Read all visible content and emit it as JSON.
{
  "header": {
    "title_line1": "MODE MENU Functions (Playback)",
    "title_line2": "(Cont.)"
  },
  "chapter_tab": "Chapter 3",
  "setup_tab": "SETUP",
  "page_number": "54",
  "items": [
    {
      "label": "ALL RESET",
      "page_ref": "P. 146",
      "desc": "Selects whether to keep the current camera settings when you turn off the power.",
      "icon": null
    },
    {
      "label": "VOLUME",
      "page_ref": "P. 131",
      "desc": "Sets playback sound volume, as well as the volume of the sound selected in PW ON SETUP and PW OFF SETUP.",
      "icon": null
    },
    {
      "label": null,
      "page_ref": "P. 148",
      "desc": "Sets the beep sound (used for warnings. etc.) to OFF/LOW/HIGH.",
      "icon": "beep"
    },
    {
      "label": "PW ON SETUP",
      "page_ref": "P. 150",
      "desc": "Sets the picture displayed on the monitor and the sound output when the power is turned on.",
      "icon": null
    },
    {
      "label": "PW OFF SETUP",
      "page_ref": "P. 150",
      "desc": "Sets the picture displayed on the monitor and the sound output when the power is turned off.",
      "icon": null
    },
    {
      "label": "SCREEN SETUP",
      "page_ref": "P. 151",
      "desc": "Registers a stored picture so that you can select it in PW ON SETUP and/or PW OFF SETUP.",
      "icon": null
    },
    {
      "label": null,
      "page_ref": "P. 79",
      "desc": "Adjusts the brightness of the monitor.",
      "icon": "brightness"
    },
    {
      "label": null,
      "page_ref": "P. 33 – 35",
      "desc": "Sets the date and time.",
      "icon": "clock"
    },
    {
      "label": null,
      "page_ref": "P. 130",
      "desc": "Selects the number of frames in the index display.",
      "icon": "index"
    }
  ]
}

* * * * *

__EXERCISE DIRECTIONS__: Select every line in the records above that contains the word "output".

__COMPLETED TASK__:
      "desc": "Sets the picture displayed on the monitor and the sound output when the power is turned on.",
      "desc": "Sets the picture displayed on the monitor and the sound output when the power is turned off.",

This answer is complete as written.